> **Exercise goal**
Retype all of the listing exactly, passing over any picture you find.

> **Data**
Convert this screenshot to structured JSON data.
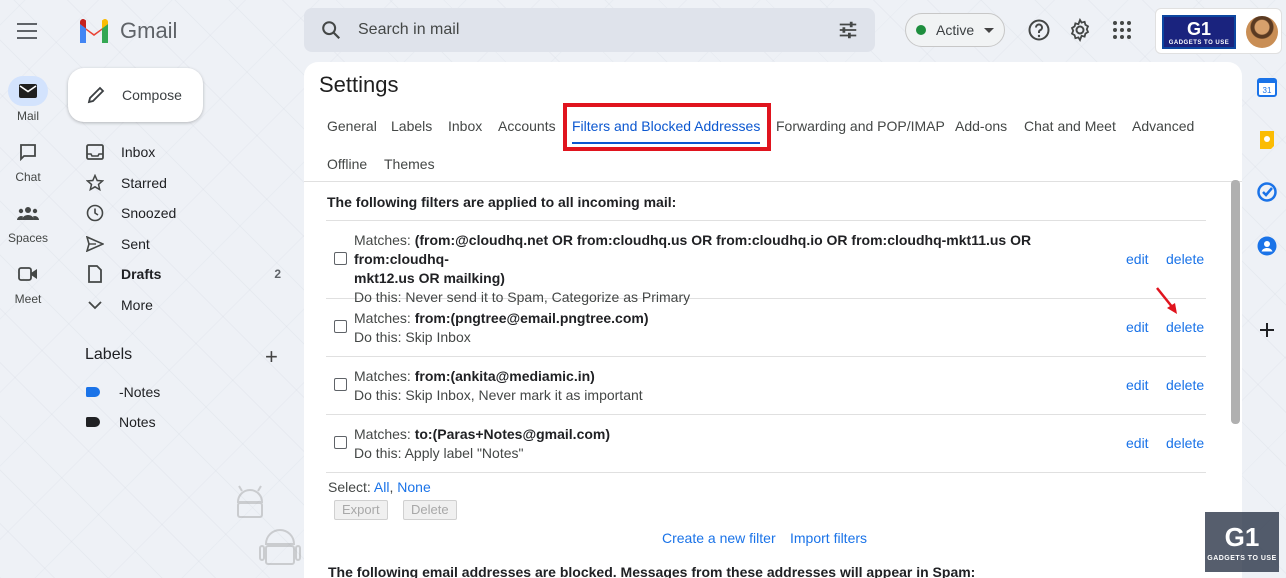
{
  "app": {
    "name": "Gmail"
  },
  "search": {
    "placeholder": "Search in mail"
  },
  "status": {
    "label": "Active",
    "color": "#1e8e3e"
  },
  "brand": {
    "logo": "G1",
    "sub": "GADGETS TO USE"
  },
  "rail": [
    {
      "label": "Mail",
      "icon": "mail-icon"
    },
    {
      "label": "Chat",
      "icon": "chat-icon"
    },
    {
      "label": "Spaces",
      "icon": "spaces-icon"
    },
    {
      "label": "Meet",
      "icon": "meet-icon"
    }
  ],
  "compose": {
    "label": "Compose"
  },
  "nav": [
    {
      "label": "Inbox",
      "icon": "inbox-icon",
      "count": ""
    },
    {
      "label": "Starred",
      "icon": "star-icon",
      "count": ""
    },
    {
      "label": "Snoozed",
      "icon": "clock-icon",
      "count": ""
    },
    {
      "label": "Sent",
      "icon": "send-icon",
      "count": ""
    },
    {
      "label": "Drafts",
      "icon": "draft-icon",
      "count": "2"
    },
    {
      "label": "More",
      "icon": "chevron-down-icon",
      "count": ""
    }
  ],
  "labels": {
    "title": "Labels",
    "items": [
      {
        "label": "-Notes",
        "color": "#1a73e8"
      },
      {
        "label": "Notes",
        "color": "#202124"
      }
    ]
  },
  "settings": {
    "title": "Settings",
    "tabs": [
      "General",
      "Labels",
      "Inbox",
      "Accounts",
      "Filters and Blocked Addresses",
      "Forwarding and POP/IMAP",
      "Add-ons",
      "Chat and Meet",
      "Advanced",
      "Offline",
      "Themes"
    ],
    "active_tab": "Filters and Blocked Addresses",
    "section_heading": "The following filters are applied to all incoming mail:",
    "filters": [
      {
        "matches_prefix": "Matches: ",
        "matches": "(from:@cloudhq.net OR from:cloudhq.us OR from:cloudhq.io OR from:cloudhq-mkt11.us OR from:cloudhq-",
        "matches_line2": "mkt12.us OR mailking)",
        "action": "Do this: Never send it to Spam, Categorize as Primary"
      },
      {
        "matches_prefix": "Matches: ",
        "matches": "from:(pngtree@email.pngtree.com)",
        "matches_line2": "",
        "action": "Do this: Skip Inbox"
      },
      {
        "matches_prefix": "Matches: ",
        "matches": "from:(ankita@mediamic.in)",
        "matches_line2": "",
        "action": "Do this: Skip Inbox, Never mark it as important"
      },
      {
        "matches_prefix": "Matches: ",
        "matches": "to:(Paras+Notes@gmail.com)",
        "matches_line2": "",
        "action": "Do this: Apply label \"Notes\""
      }
    ],
    "edit_label": "edit",
    "delete_label": "delete",
    "select": {
      "prefix": "Select: ",
      "all": "All",
      "sep": ", ",
      "none": "None"
    },
    "export_label": "Export",
    "delete_btn_label": "Delete",
    "create_filter": "Create a new filter",
    "import_filters": "Import filters",
    "cutoff_text": "The following email addresses are blocked. Messages from these addresses will appear in Spam:"
  },
  "watermark": {
    "logo": "G1",
    "sub": "GADGETS TO USE"
  }
}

> **Response**
Convert this screenshot to structured JSON data.
{
  "app": {
    "name": "Gmail"
  },
  "search": {
    "placeholder": "Search in mail"
  },
  "status": {
    "label": "Active",
    "color": "#1e8e3e"
  },
  "brand": {
    "logo": "G1",
    "sub": "GADGETS TO USE"
  },
  "rail": [
    {
      "label": "Mail",
      "icon": "mail-icon"
    },
    {
      "label": "Chat",
      "icon": "chat-icon"
    },
    {
      "label": "Spaces",
      "icon": "spaces-icon"
    },
    {
      "label": "Meet",
      "icon": "meet-icon"
    }
  ],
  "compose": {
    "label": "Compose"
  },
  "nav": [
    {
      "label": "Inbox",
      "icon": "inbox-icon",
      "count": ""
    },
    {
      "label": "Starred",
      "icon": "star-icon",
      "count": ""
    },
    {
      "label": "Snoozed",
      "icon": "clock-icon",
      "count": ""
    },
    {
      "label": "Sent",
      "icon": "send-icon",
      "count": ""
    },
    {
      "label": "Drafts",
      "icon": "draft-icon",
      "count": "2"
    },
    {
      "label": "More",
      "icon": "chevron-down-icon",
      "count": ""
    }
  ],
  "labels": {
    "title": "Labels",
    "items": [
      {
        "label": "-Notes",
        "color": "#1a73e8"
      },
      {
        "label": "Notes",
        "color": "#202124"
      }
    ]
  },
  "settings": {
    "title": "Settings",
    "tabs": [
      "General",
      "Labels",
      "Inbox",
      "Accounts",
      "Filters and Blocked Addresses",
      "Forwarding and POP/IMAP",
      "Add-ons",
      "Chat and Meet",
      "Advanced",
      "Offline",
      "Themes"
    ],
    "active_tab": "Filters and Blocked Addresses",
    "section_heading": "The following filters are applied to all incoming mail:",
    "filters": [
      {
        "matches_prefix": "Matches: ",
        "matches": "(from:@cloudhq.net OR from:cloudhq.us OR from:cloudhq.io OR from:cloudhq-mkt11.us OR from:cloudhq-",
        "matches_line2": "mkt12.us OR mailking)",
        "action": "Do this: Never send it to Spam, Categorize as Primary"
      },
      {
        "matches_prefix": "Matches: ",
        "matches": "from:(pngtree@email.pngtree.com)",
        "matches_line2": "",
        "action": "Do this: Skip Inbox"
      },
      {
        "matches_prefix": "Matches: ",
        "matches": "from:(ankita@mediamic.in)",
        "matches_line2": "",
        "action": "Do this: Skip Inbox, Never mark it as important"
      },
      {
        "matches_prefix": "Matches: ",
        "matches": "to:(Paras+Notes@gmail.com)",
        "matches_line2": "",
        "action": "Do this: Apply label \"Notes\""
      }
    ],
    "edit_label": "edit",
    "delete_label": "delete",
    "select": {
      "prefix": "Select: ",
      "all": "All",
      "sep": ", ",
      "none": "None"
    },
    "export_label": "Export",
    "delete_btn_label": "Delete",
    "create_filter": "Create a new filter",
    "import_filters": "Import filters",
    "cutoff_text": "The following email addresses are blocked. Messages from these addresses will appear in Spam:"
  },
  "watermark": {
    "logo": "G1",
    "sub": "GADGETS TO USE"
  }
}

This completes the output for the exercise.